# Stated problem
Identify the lines holding "Межбюджетные" and copy them.

# Supplied records

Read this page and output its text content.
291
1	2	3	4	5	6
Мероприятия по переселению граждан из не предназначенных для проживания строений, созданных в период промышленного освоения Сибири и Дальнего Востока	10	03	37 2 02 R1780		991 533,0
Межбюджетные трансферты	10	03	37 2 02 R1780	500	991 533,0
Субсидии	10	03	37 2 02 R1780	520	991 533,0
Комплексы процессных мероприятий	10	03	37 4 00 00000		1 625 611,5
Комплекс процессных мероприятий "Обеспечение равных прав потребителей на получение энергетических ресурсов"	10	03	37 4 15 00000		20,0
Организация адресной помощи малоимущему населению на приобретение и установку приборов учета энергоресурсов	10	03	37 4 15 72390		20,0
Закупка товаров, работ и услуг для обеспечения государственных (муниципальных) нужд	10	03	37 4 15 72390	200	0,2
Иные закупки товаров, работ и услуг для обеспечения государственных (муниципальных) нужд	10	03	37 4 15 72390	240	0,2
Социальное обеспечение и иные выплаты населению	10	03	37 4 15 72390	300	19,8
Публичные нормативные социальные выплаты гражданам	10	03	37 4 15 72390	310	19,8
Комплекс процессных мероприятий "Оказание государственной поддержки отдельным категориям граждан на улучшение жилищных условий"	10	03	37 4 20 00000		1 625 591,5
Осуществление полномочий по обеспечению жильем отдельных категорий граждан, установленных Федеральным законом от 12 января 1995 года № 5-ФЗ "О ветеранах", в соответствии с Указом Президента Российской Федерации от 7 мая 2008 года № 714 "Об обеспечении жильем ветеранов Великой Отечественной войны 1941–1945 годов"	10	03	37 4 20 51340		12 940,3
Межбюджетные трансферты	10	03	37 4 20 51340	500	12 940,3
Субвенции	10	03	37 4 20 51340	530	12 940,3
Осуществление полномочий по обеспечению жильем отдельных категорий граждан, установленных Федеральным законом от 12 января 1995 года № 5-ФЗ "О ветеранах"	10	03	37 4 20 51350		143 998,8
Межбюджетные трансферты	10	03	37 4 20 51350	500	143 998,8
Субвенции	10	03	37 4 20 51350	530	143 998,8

# Output of the exercise
Межбюджетные трансферты	10	03	37 2 02 R1780	500	991 533,0
Межбюджетные трансферты	10	03	37 4 20 51340	500	12 940,3
Межбюджетные трансферты	10	03	37 4 20 51350	500	143 998,8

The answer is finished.